_TASK TO COMPLETE:_ Reproduce each of the lines word for word.

[Begin]

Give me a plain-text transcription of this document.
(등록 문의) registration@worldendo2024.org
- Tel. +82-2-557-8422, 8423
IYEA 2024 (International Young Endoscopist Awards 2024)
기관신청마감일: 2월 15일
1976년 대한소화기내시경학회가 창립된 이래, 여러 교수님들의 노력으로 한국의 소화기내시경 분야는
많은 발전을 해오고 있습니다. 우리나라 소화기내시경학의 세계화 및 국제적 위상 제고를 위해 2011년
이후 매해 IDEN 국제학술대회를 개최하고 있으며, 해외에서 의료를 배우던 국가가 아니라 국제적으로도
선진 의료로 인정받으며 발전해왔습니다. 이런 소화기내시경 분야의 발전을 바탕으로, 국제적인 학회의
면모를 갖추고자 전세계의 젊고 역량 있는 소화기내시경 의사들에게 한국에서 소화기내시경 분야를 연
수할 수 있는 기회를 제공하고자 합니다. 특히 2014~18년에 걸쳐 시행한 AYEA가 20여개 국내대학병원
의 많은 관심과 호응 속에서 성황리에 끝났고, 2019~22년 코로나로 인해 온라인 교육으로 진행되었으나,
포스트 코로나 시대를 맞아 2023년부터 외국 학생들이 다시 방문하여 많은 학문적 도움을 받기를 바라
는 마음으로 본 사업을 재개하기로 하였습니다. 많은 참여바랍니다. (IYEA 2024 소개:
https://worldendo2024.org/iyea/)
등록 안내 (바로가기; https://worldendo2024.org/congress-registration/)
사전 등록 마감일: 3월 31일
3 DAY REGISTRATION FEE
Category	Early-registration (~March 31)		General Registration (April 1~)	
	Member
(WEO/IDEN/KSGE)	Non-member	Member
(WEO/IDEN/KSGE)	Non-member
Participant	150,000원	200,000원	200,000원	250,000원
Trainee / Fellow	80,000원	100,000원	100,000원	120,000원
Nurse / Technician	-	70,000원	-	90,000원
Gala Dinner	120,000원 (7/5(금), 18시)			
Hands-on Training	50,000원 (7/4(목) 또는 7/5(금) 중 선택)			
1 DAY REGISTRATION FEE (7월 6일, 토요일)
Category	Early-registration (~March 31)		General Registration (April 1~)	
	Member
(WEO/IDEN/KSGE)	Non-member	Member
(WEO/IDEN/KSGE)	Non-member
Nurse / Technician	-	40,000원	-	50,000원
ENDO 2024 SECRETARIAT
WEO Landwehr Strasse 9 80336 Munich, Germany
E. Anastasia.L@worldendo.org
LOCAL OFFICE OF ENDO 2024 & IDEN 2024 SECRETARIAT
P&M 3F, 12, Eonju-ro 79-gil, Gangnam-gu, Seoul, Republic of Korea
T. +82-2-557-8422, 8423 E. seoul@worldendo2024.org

[End]

_COMPLETE RESPONSE:_
Give me a plain-text transcription of this document.
(등록 문의) registration@worldendo2024.org
- Tel. +82-2-557-8422, 8423
IYEA 2024 (International Young Endoscopist Awards 2024)
기관신청마감일: 2월 15일
1976년 대한소화기내시경학회가 창립된 이래, 여러 교수님들의 노력으로 한국의 소화기내시경 분야는
많은 발전을 해오고 있습니다. 우리나라 소화기내시경학의 세계화 및 국제적 위상 제고를 위해 2011년
이후 매해 IDEN 국제학술대회를 개최하고 있으며, 해외에서 의료를 배우던 국가가 아니라 국제적으로도
선진 의료로 인정받으며 발전해왔습니다. 이런 소화기내시경 분야의 발전을 바탕으로, 국제적인 학회의
면모를 갖추고자 전세계의 젊고 역량 있는 소화기내시경 의사들에게 한국에서 소화기내시경 분야를 연
수할 수 있는 기회를 제공하고자 합니다. 특히 2014~18년에 걸쳐 시행한 AYEA가 20여개 국내대학병원
의 많은 관심과 호응 속에서 성황리에 끝났고, 2019~22년 코로나로 인해 온라인 교육으로 진행되었으나,
포스트 코로나 시대를 맞아 2023년부터 외국 학생들이 다시 방문하여 많은 학문적 도움을 받기를 바라
는 마음으로 본 사업을 재개하기로 하였습니다. 많은 참여바랍니다. (IYEA 2024 소개:
https://worldendo2024.org/iyea/)
등록 안내 (바로가기; https://worldendo2024.org/congress-registration/)
사전 등록 마감일: 3월 31일
3 DAY REGISTRATION FEE
Category	Early-registration (~March 31)		General Registration (April 1~)	
	Member
(WEO/IDEN/KSGE)	Non-member	Member
(WEO/IDEN/KSGE)	Non-member
Participant	150,000원	200,000원	200,000원	250,000원
Trainee / Fellow	80,000원	100,000원	100,000원	120,000원
Nurse / Technician	-	70,000원	-	90,000원
Gala Dinner	120,000원 (7/5(금), 18시)			
Hands-on Training	50,000원 (7/4(목) 또는 7/5(금) 중 선택)			
1 DAY REGISTRATION FEE (7월 6일, 토요일)
Category	Early-registration (~March 31)		General Registration (April 1~)	
	Member
(WEO/IDEN/KSGE)	Non-member	Member
(WEO/IDEN/KSGE)	Non-member
Nurse / Technician	-	40,000원	-	50,000원
ENDO 2024 SECRETARIAT
WEO Landwehr Strasse 9 80336 Munich, Germany
E. Anastasia.L@worldendo.org
LOCAL OFFICE OF ENDO 2024 & IDEN 2024 SECRETARIAT
P&M 3F, 12, Eonju-ro 79-gil, Gangnam-gu, Seoul, Republic of Korea
T. +82-2-557-8422, 8423 E. seoul@worldendo2024.org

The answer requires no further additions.